PROBLEM TO SOLVE:
Write out the full set of records exactly. Any pictures in them do not belong in the copy.

INPUT MATERIAL:
==*==

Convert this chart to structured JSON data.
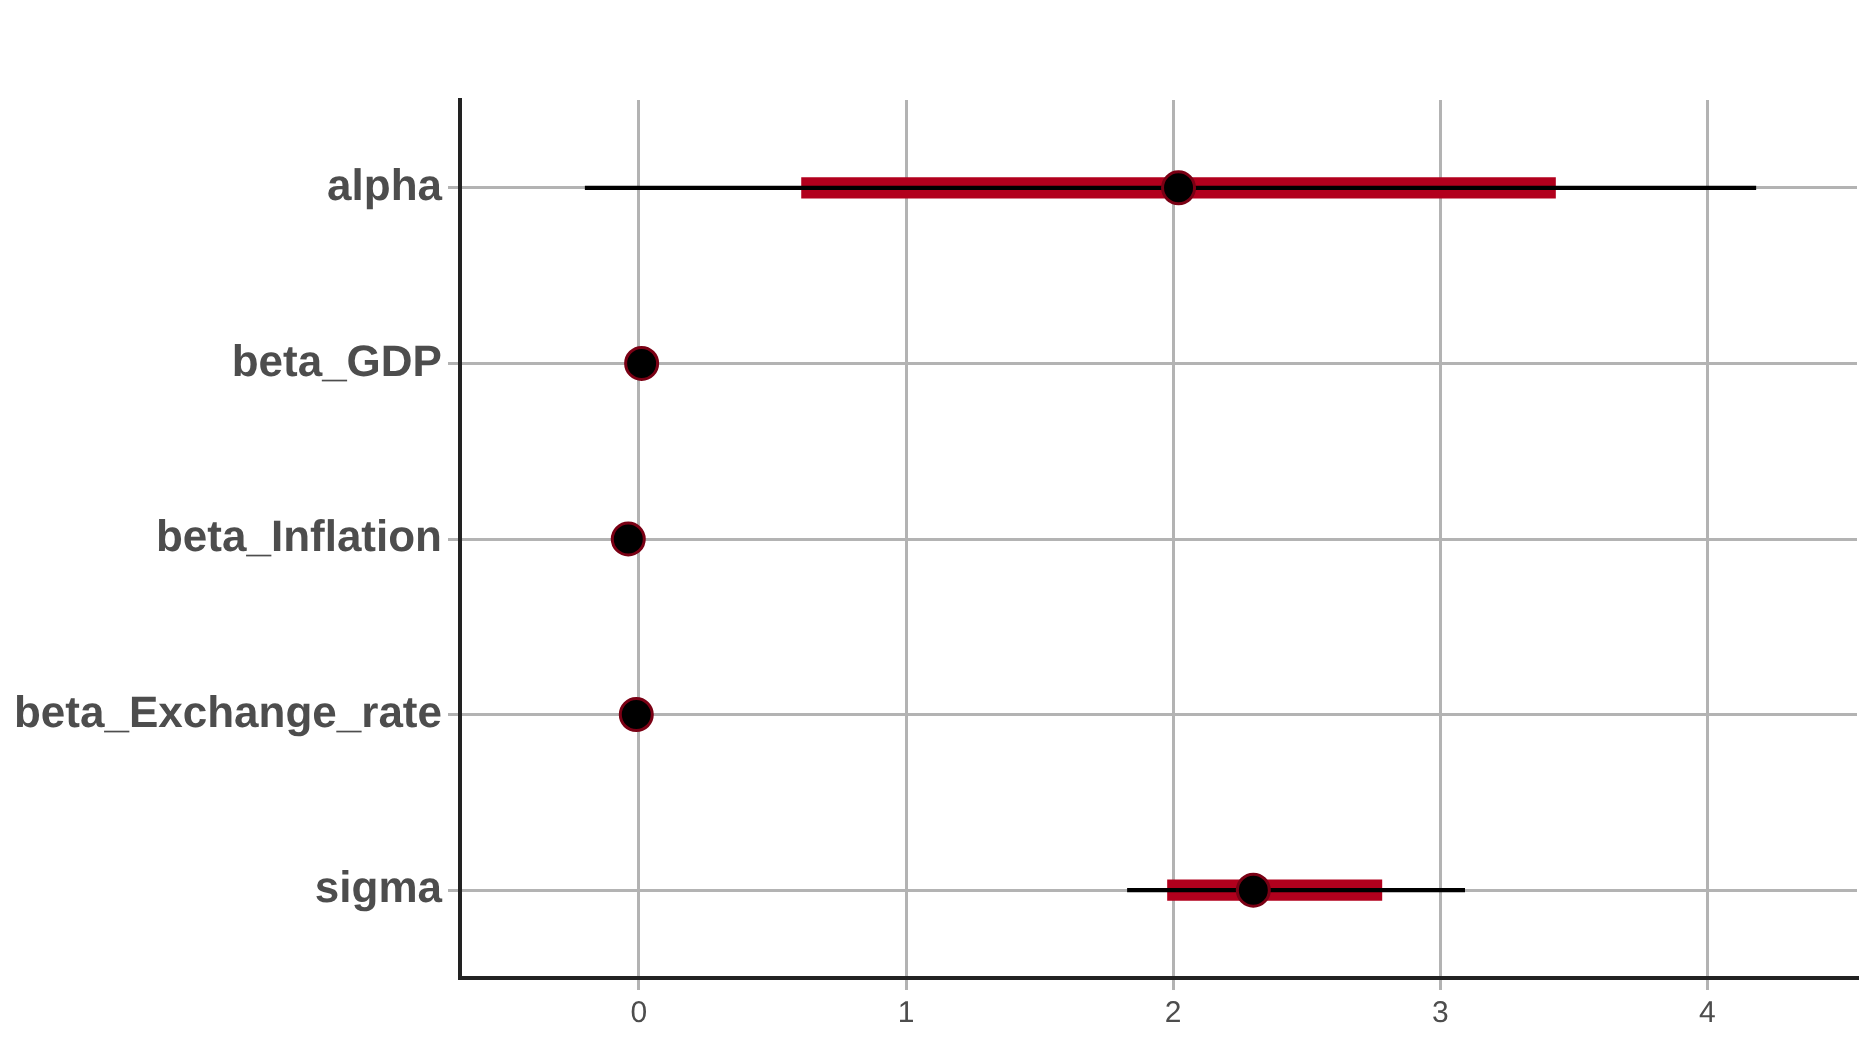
{
  "chart_data": {
    "type": "scatter",
    "orientation": "horizontal",
    "categories": [
      "alpha",
      "beta_GDP",
      "beta_Inflation",
      "beta_Exchange_rate",
      "sigma"
    ],
    "xlim": [
      -0.67,
      4.56
    ],
    "xticks": [
      0,
      1,
      2,
      3,
      4
    ],
    "grid": true,
    "legend": false,
    "series": [
      {
        "type": "bar",
        "color": "#000000",
        "base": [
          -0.2,
          null,
          null,
          null,
          1.83
        ],
        "values": [
          4.38,
          null,
          null,
          null,
          1.26
        ]
      },
      {
        "type": "bar",
        "color": "#b2001d",
        "base": [
          0.61,
          null,
          null,
          null,
          1.98
        ],
        "values": [
          2.82,
          null,
          null,
          null,
          0.8
        ]
      },
      {
        "color": "#000000",
        "marker": "circle",
        "values": [
          2.02,
          0.01,
          -0.04,
          -0.01,
          2.3
        ]
      }
    ]
  }
}
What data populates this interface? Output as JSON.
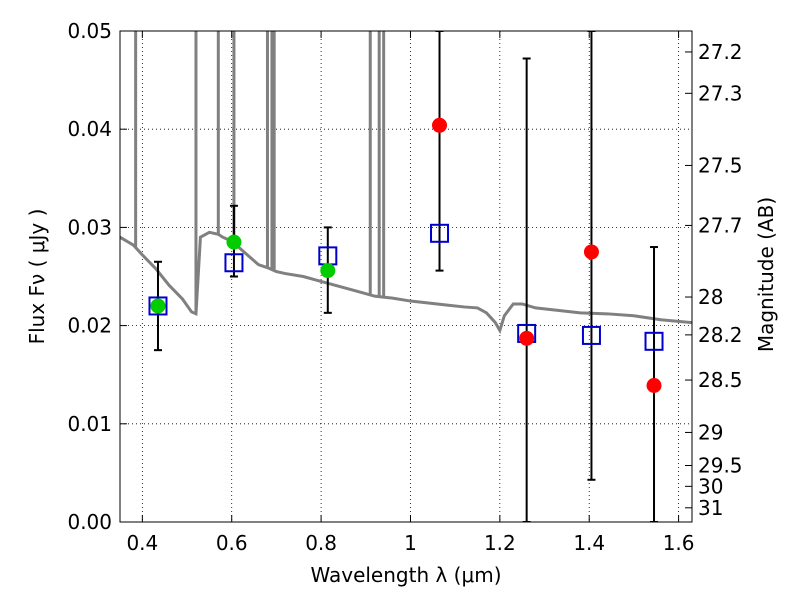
{
  "chart_data": {
    "type": "scatter",
    "xlabel": "Wavelength  λ (μm)",
    "ylabel": "Flux  Fν ( μJy )",
    "ylabel_right": "Magnitude (AB)",
    "xlim": [
      0.35,
      1.63
    ],
    "ylim": [
      0.0,
      0.05
    ],
    "grid": true,
    "x_ticks": [
      0.4,
      0.6,
      0.8,
      1.0,
      1.2,
      1.4,
      1.6
    ],
    "x_tick_labels": [
      "0.4",
      "0.6",
      "0.8",
      "1",
      "1.2",
      "1.4",
      "1.6"
    ],
    "y_ticks": [
      0.0,
      0.01,
      0.02,
      0.03,
      0.04,
      0.05
    ],
    "y_tick_labels": [
      "0.00",
      "0.01",
      "0.02",
      "0.03",
      "0.04",
      "0.05"
    ],
    "right_ticks": [
      {
        "mag": 27.2,
        "label": "27.2"
      },
      {
        "mag": 27.3,
        "label": "27.3"
      },
      {
        "mag": 27.5,
        "label": "27.5"
      },
      {
        "mag": 27.7,
        "label": "27.7"
      },
      {
        "mag": 28.0,
        "label": "28"
      },
      {
        "mag": 28.2,
        "label": "28.2"
      },
      {
        "mag": 28.5,
        "label": "28.5"
      },
      {
        "mag": 29.0,
        "label": "29"
      },
      {
        "mag": 29.5,
        "label": "29.5"
      },
      {
        "mag": 30.0,
        "label": "30"
      },
      {
        "mag": 31.0,
        "label": "31"
      }
    ],
    "series": [
      {
        "kind": "model-spectrum",
        "color": "#808080",
        "x": [
          0.35,
          0.38,
          0.4,
          0.43,
          0.46,
          0.49,
          0.51,
          0.52,
          0.53,
          0.55,
          0.57,
          0.58,
          0.6,
          0.62,
          0.64,
          0.66,
          0.68,
          0.7,
          0.72,
          0.76,
          0.8,
          0.84,
          0.88,
          0.92,
          0.96,
          1.0,
          1.04,
          1.08,
          1.12,
          1.15,
          1.17,
          1.19,
          1.2,
          1.21,
          1.23,
          1.25,
          1.28,
          1.32,
          1.38,
          1.44,
          1.5,
          1.56,
          1.63
        ],
        "y": [
          0.029,
          0.0282,
          0.0272,
          0.0258,
          0.0241,
          0.0227,
          0.0214,
          0.0212,
          0.029,
          0.0295,
          0.0293,
          0.029,
          0.0286,
          0.0278,
          0.027,
          0.0262,
          0.0259,
          0.0255,
          0.0253,
          0.025,
          0.0245,
          0.024,
          0.0235,
          0.023,
          0.0228,
          0.0225,
          0.0223,
          0.0221,
          0.0219,
          0.0218,
          0.0213,
          0.0203,
          0.0195,
          0.021,
          0.0222,
          0.0222,
          0.0218,
          0.0216,
          0.0213,
          0.0212,
          0.021,
          0.0206,
          0.0203
        ],
        "emission_spikes": [
          0.385,
          0.52,
          0.57,
          0.605,
          0.68,
          0.69,
          0.695,
          0.91,
          0.93,
          0.94
        ],
        "spike_peaks": [
          0.05,
          0.05,
          0.05,
          0.05,
          0.05,
          0.05,
          0.05,
          0.05,
          0.05,
          0.05
        ]
      },
      {
        "kind": "open-square",
        "color": "#0000cc",
        "x": [
          0.435,
          0.605,
          0.815,
          1.065,
          1.26,
          1.405,
          1.545
        ],
        "y": [
          0.022,
          0.0264,
          0.0271,
          0.0294,
          0.0192,
          0.019,
          0.0184
        ]
      },
      {
        "kind": "filled-circle",
        "color": "#00cc00",
        "x": [
          0.435,
          0.605,
          0.815
        ],
        "y": [
          0.022,
          0.0285,
          0.0256
        ]
      },
      {
        "kind": "filled-circle",
        "color": "#ff0000",
        "x": [
          1.065,
          1.26,
          1.405,
          1.545
        ],
        "y": [
          0.0404,
          0.0187,
          0.0275,
          0.0139
        ]
      },
      {
        "kind": "errorbar",
        "color": "#000000",
        "x": [
          0.435,
          0.605,
          0.815,
          1.065,
          1.26,
          1.405,
          1.545
        ],
        "low": [
          0.0175,
          0.025,
          0.0213,
          0.0256,
          0.0,
          0.0043,
          0.0
        ],
        "high": [
          0.0265,
          0.0322,
          0.03,
          0.05,
          0.0472,
          0.05,
          0.028
        ]
      }
    ]
  }
}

==*==

TASK OUTPUT:
Convert this chart to structured JSON data.
{
  "chart_data": {
    "type": "scatter",
    "orientation": "horizontal",
    "categories": [
      "alpha",
      "beta_GDP",
      "beta_Inflation",
      "beta_Exchange_rate",
      "sigma"
    ],
    "xlim": [
      -0.67,
      4.56
    ],
    "xticks": [
      0,
      1,
      2,
      3,
      4
    ],
    "grid": true,
    "legend": false,
    "series": [
      {
        "type": "bar",
        "color": "#000000",
        "base": [
          -0.2,
          null,
          null,
          null,
          1.83
        ],
        "values": [
          4.38,
          null,
          null,
          null,
          1.26
        ]
      },
      {
        "type": "bar",
        "color": "#b2001d",
        "base": [
          0.61,
          null,
          null,
          null,
          1.98
        ],
        "values": [
          2.82,
          null,
          null,
          null,
          0.8
        ]
      },
      {
        "color": "#000000",
        "marker": "circle",
        "values": [
          2.02,
          0.01,
          -0.04,
          -0.01,
          2.3
        ]
      }
    ]
  }
}
What data populates this interface? Output as JSON.
{
  "chart_data": {
    "type": "scatter",
    "xlabel": "Wavelength  λ (μm)",
    "ylabel": "Flux  Fν ( μJy )",
    "ylabel_right": "Magnitude (AB)",
    "xlim": [
      0.35,
      1.63
    ],
    "ylim": [
      0.0,
      0.05
    ],
    "grid": true,
    "x_ticks": [
      0.4,
      0.6,
      0.8,
      1.0,
      1.2,
      1.4,
      1.6
    ],
    "x_tick_labels": [
      "0.4",
      "0.6",
      "0.8",
      "1",
      "1.2",
      "1.4",
      "1.6"
    ],
    "y_ticks": [
      0.0,
      0.01,
      0.02,
      0.03,
      0.04,
      0.05
    ],
    "y_tick_labels": [
      "0.00",
      "0.01",
      "0.02",
      "0.03",
      "0.04",
      "0.05"
    ],
    "right_ticks": [
      {
        "mag": 27.2,
        "label": "27.2"
      },
      {
        "mag": 27.3,
        "label": "27.3"
      },
      {
        "mag": 27.5,
        "label": "27.5"
      },
      {
        "mag": 27.7,
        "label": "27.7"
      },
      {
        "mag": 28.0,
        "label": "28"
      },
      {
        "mag": 28.2,
        "label": "28.2"
      },
      {
        "mag": 28.5,
        "label": "28.5"
      },
      {
        "mag": 29.0,
        "label": "29"
      },
      {
        "mag": 29.5,
        "label": "29.5"
      },
      {
        "mag": 30.0,
        "label": "30"
      },
      {
        "mag": 31.0,
        "label": "31"
      }
    ],
    "series": [
      {
        "kind": "model-spectrum",
        "color": "#808080",
        "x": [
          0.35,
          0.38,
          0.4,
          0.43,
          0.46,
          0.49,
          0.51,
          0.52,
          0.53,
          0.55,
          0.57,
          0.58,
          0.6,
          0.62,
          0.64,
          0.66,
          0.68,
          0.7,
          0.72,
          0.76,
          0.8,
          0.84,
          0.88,
          0.92,
          0.96,
          1.0,
          1.04,
          1.08,
          1.12,
          1.15,
          1.17,
          1.19,
          1.2,
          1.21,
          1.23,
          1.25,
          1.28,
          1.32,
          1.38,
          1.44,
          1.5,
          1.56,
          1.63
        ],
        "y": [
          0.029,
          0.0282,
          0.0272,
          0.0258,
          0.0241,
          0.0227,
          0.0214,
          0.0212,
          0.029,
          0.0295,
          0.0293,
          0.029,
          0.0286,
          0.0278,
          0.027,
          0.0262,
          0.0259,
          0.0255,
          0.0253,
          0.025,
          0.0245,
          0.024,
          0.0235,
          0.023,
          0.0228,
          0.0225,
          0.0223,
          0.0221,
          0.0219,
          0.0218,
          0.0213,
          0.0203,
          0.0195,
          0.021,
          0.0222,
          0.0222,
          0.0218,
          0.0216,
          0.0213,
          0.0212,
          0.021,
          0.0206,
          0.0203
        ],
        "emission_spikes": [
          0.385,
          0.52,
          0.57,
          0.605,
          0.68,
          0.69,
          0.695,
          0.91,
          0.93,
          0.94
        ],
        "spike_peaks": [
          0.05,
          0.05,
          0.05,
          0.05,
          0.05,
          0.05,
          0.05,
          0.05,
          0.05,
          0.05
        ]
      },
      {
        "kind": "open-square",
        "color": "#0000cc",
        "x": [
          0.435,
          0.605,
          0.815,
          1.065,
          1.26,
          1.405,
          1.545
        ],
        "y": [
          0.022,
          0.0264,
          0.0271,
          0.0294,
          0.0192,
          0.019,
          0.0184
        ]
      },
      {
        "kind": "filled-circle",
        "color": "#00cc00",
        "x": [
          0.435,
          0.605,
          0.815
        ],
        "y": [
          0.022,
          0.0285,
          0.0256
        ]
      },
      {
        "kind": "filled-circle",
        "color": "#ff0000",
        "x": [
          1.065,
          1.26,
          1.405,
          1.545
        ],
        "y": [
          0.0404,
          0.0187,
          0.0275,
          0.0139
        ]
      },
      {
        "kind": "errorbar",
        "color": "#000000",
        "x": [
          0.435,
          0.605,
          0.815,
          1.065,
          1.26,
          1.405,
          1.545
        ],
        "low": [
          0.0175,
          0.025,
          0.0213,
          0.0256,
          0.0,
          0.0043,
          0.0
        ],
        "high": [
          0.0265,
          0.0322,
          0.03,
          0.05,
          0.0472,
          0.05,
          0.028
        ]
      }
    ]
  }
}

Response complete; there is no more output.